Alternatively, you can also run the same process the CI system runs, locally, by running the pr_check.sh script with the LOCAL_BUILD=true environment variable set:

LOCAL_BUILD=true ./pr_check.sh

the pr_check.sh script will:

  • Build a new image for Floorist using the test dependencies (see build_deploy.sh for details)
  • Run the tests in a container using the aforementioned image (see run-tests.sh for details)

please NOTE - since the pr_check.sh script creates and deletes the containers it uses each time, it has to create a custom env.yaml file with the correct container names (i.e., to connect to the right database and the right container with the MinIO bucket), overriding the existing env file in the process (the local tests/env.yaml.example file has the default localhost value for when running pytestlocally, so make sure this file has the correct values between each run if you run it both from the pr_check.sh script and the local pytest command)
--
**Written instruction A**
Name every shell script (a file ending in .sh) mentioned in the passage on running the local build check.
**Written instruction B**
Rewrite the entries from the line holding "svg-text:2010: 2010 xyxy=(211,326,238,340)" through the last line of the entries, inclusive, replacing "svg-text" with "chart-text" and changing nothing else.
The text and the entries were taken from separate, unrelated sources.

(Page element annotations)
--
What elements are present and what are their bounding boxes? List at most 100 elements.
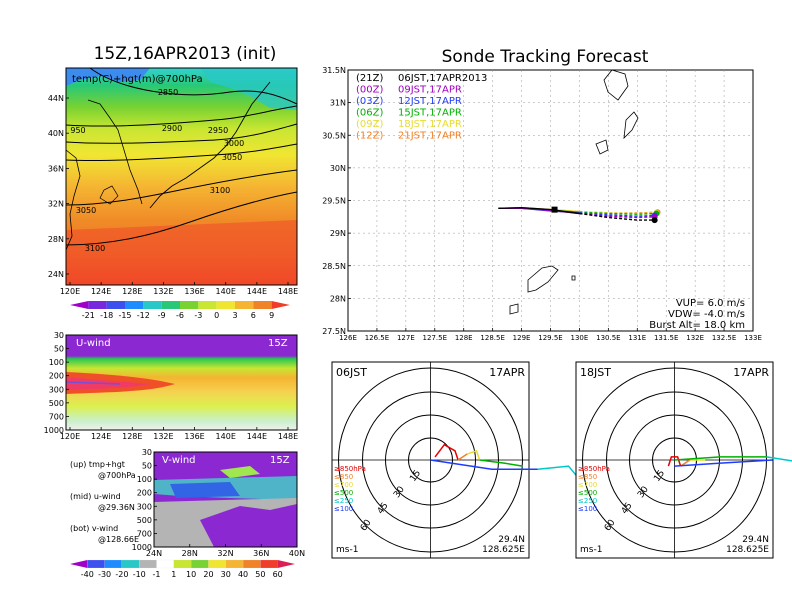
x-tick-label: 130E [571, 334, 589, 342]
x-tick-label: 28N [182, 549, 198, 558]
contour-label: 3000 [224, 139, 244, 148]
y-tick-label: 50 [54, 345, 64, 354]
hodograph-units: ms-1 [336, 545, 358, 555]
colorbar-label: 3 [232, 311, 237, 320]
x-tick-label: 132.5E [712, 334, 736, 342]
colorbar-swatch [107, 301, 125, 309]
legend-code: (03Z) [356, 96, 383, 107]
hodograph-lat: 29.4N [742, 535, 769, 545]
colorbar-label: -40 [81, 570, 94, 579]
y-tick-label: 44N [48, 94, 64, 103]
x-tick-label: 128E [122, 287, 142, 296]
x-tick-label: 40N [289, 549, 305, 558]
colorbar-label: 30 [221, 570, 231, 579]
legend-time: 18JST,17APR [398, 119, 462, 130]
colorbar-swatch [217, 301, 235, 309]
colorbar-swatch [243, 560, 260, 568]
colorbar-label: 40 [238, 570, 248, 579]
note-mid: (mid) u-wind [70, 492, 121, 501]
v-wind-label: V-wind [162, 455, 196, 466]
colorbar-swatch [70, 560, 87, 568]
y-tick-label: 29N [330, 229, 346, 238]
pressure-level-label: ≤700 [578, 481, 597, 489]
x-tick-label: 124E [91, 287, 111, 296]
x-tick-label: 132E [153, 432, 173, 441]
colorbar-swatch [235, 301, 253, 309]
hodograph-lat: 29.4N [498, 535, 525, 545]
y-tick-label: 30N [330, 164, 346, 173]
v-wind-time: 15Z [270, 455, 290, 466]
sonde-param: Burst Alt= 18.0 km [649, 320, 745, 331]
legend-code: (21Z) [356, 73, 383, 84]
y-tick-label: 30 [54, 331, 64, 340]
x-tick-label: 124E [91, 432, 111, 441]
colorbar-label: -9 [158, 311, 166, 320]
colorbar-label: 60 [273, 570, 283, 579]
colorbar-swatch [157, 560, 174, 568]
legend-time: 12JST,17APR [398, 96, 462, 107]
contour-label: 3050 [222, 153, 242, 162]
x-tick-label: 136E [184, 432, 204, 441]
colorbar-swatch [122, 560, 139, 568]
hodograph-date: 17APR [733, 366, 769, 379]
colorbar-swatch [272, 301, 290, 309]
x-tick-label: 136E [184, 287, 204, 296]
sonde-param: VUP= 6.0 m/s [676, 298, 745, 309]
y-tick-label: 700 [49, 412, 64, 421]
contour-label: 2900 [162, 124, 182, 133]
legend-time: 06JST,17APR2013 [398, 73, 487, 84]
x-tick-label: 133E [744, 334, 762, 342]
y-tick-label: 28N [330, 294, 346, 303]
x-tick-label: 128E [122, 432, 142, 441]
x-tick-label: 144E [247, 287, 267, 296]
hodograph-time: 06JST [336, 366, 367, 379]
contour-label: 3100 [85, 244, 105, 253]
y-tick-label: 40N [48, 129, 64, 138]
legend-code: (00Z) [356, 85, 383, 96]
pressure-level-label: ≥850hPa [578, 465, 610, 473]
legend-code: (06Z) [356, 108, 383, 119]
y-tick-label: 30 [142, 448, 152, 457]
x-tick-label: 148E [278, 432, 298, 441]
y-tick-label: 100 [49, 358, 64, 367]
y-tick-label: 31.5N [322, 66, 346, 75]
colorbar-label: 50 [255, 570, 265, 579]
x-tick-label: 129E [513, 334, 531, 342]
note-up-sub: @700hPa [98, 471, 136, 480]
x-tick-label: 140E [216, 432, 236, 441]
colorbar-swatch [87, 560, 104, 568]
note-mid-sub: @29.36N [98, 503, 135, 512]
hodograph-lon: 128.625E [482, 545, 525, 555]
track-map: (21Z)06JST,17APR2013(00Z)09JST,17APR(03Z… [322, 66, 762, 342]
hodograph-units: ms-1 [580, 545, 602, 555]
y-tick-label: 300 [49, 385, 64, 394]
x-tick-label: 120E [60, 287, 80, 296]
x-tick-label: 129.5E [538, 334, 562, 342]
left-title: 15Z,16APR2013 (init) [94, 44, 277, 64]
colorbar-label: -30 [98, 570, 111, 579]
y-tick-label: 29.5N [322, 197, 346, 206]
note-bot: (bot) v-wind [70, 524, 118, 533]
colorbar-label: -15 [118, 311, 131, 320]
x-tick-label: 131.5E [654, 334, 678, 342]
colorbar-swatch [143, 301, 161, 309]
u-wind-label: U-wind [76, 338, 111, 349]
pressure-level-label: ≤850 [334, 473, 353, 481]
colorbar-label: -1 [153, 570, 161, 579]
colorbar-label: 10 [186, 570, 196, 579]
y-tick-label: 36N [48, 164, 64, 173]
contour-label: 950 [70, 126, 85, 135]
contour-label: 3050 [76, 206, 96, 215]
pressure-level-label: ≤500 [334, 489, 353, 497]
colorbar-swatch [253, 301, 271, 309]
y-tick-label: 28.5N [322, 262, 346, 271]
launch-marker [552, 207, 558, 213]
colorbar-swatch [180, 301, 198, 309]
colorbar-swatch [125, 301, 143, 309]
contour-label: 2950 [208, 126, 228, 135]
temp-height-map: 2850 2900 2950 3000 3050 3100 3050 3100 … [48, 68, 298, 296]
x-tick-label: 127E [397, 334, 415, 342]
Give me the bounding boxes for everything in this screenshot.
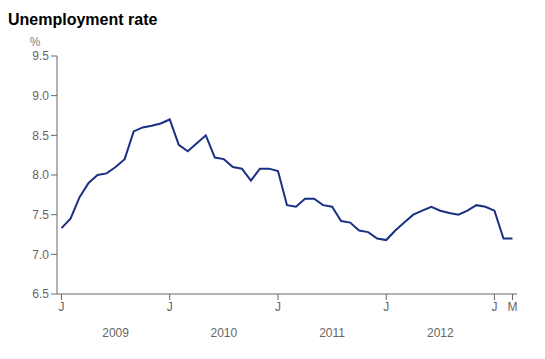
svg-text:2010: 2010 xyxy=(211,326,238,340)
svg-text:J: J xyxy=(383,300,389,314)
svg-text:J: J xyxy=(491,300,497,314)
svg-text:9.5: 9.5 xyxy=(32,49,49,63)
svg-text:7.5: 7.5 xyxy=(32,208,49,222)
svg-text:J: J xyxy=(275,300,281,314)
html-text:Unemployment rate: Unemployment rate xyxy=(8,11,158,28)
svg-text:9.0: 9.0 xyxy=(32,89,49,103)
svg-text:7.0: 7.0 xyxy=(32,248,49,262)
svg-text:6.5: 6.5 xyxy=(32,287,49,301)
svg-text:2012: 2012 xyxy=(427,326,454,340)
svg-text:J: J xyxy=(59,300,65,314)
svg-text:2011: 2011 xyxy=(319,326,345,340)
svg-text:8.0: 8.0 xyxy=(32,168,49,182)
svg-text:2009: 2009 xyxy=(102,326,129,340)
svg-text:8.5: 8.5 xyxy=(32,129,49,143)
svg-text:M: M xyxy=(507,300,517,314)
svg-text:J: J xyxy=(167,300,173,314)
svg-text:%: % xyxy=(30,35,41,49)
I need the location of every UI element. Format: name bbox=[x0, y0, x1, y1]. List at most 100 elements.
--
**Exercise response A**
pr_check.sh, build_deploy.sh, run-tests.sh

**Exercise response B**
chart-text:2010: 2010 xyxy=(211,326,238,340)
chart-text:J: J xyxy=(383,300,389,314)
chart-text:J: J xyxy=(491,300,497,314)
chart-text:9.5: 9.5 xyxy=(32,49,49,63)
chart-text:7.5: 7.5 xyxy=(32,208,49,222)
chart-text:J: J xyxy=(275,300,281,314)
html-text:Unemployment rate: Unemployment rate xyxy=(8,11,158,28)
chart-text:9.0: 9.0 xyxy=(32,89,49,103)
chart-text:7.0: 7.0 xyxy=(32,248,49,262)
chart-text:6.5: 6.5 xyxy=(32,287,49,301)
chart-text:2012: 2012 xyxy=(427,326,454,340)
chart-text:J: J xyxy=(59,300,65,314)
chart-text:2011: 2011 xyxy=(319,326,345,340)
chart-text:8.0: 8.0 xyxy=(32,168,49,182)
chart-text:2009: 2009 xyxy=(102,326,129,340)
chart-text:8.5: 8.5 xyxy=(32,129,49,143)
chart-text:M: M xyxy=(507,300,517,314)
chart-text:J: J xyxy=(167,300,173,314)
chart-text:%: % xyxy=(30,35,41,49)
I need the location of every UI element. Format: name bbox=[x0, y0, x1, y1]. List at most 100 elements.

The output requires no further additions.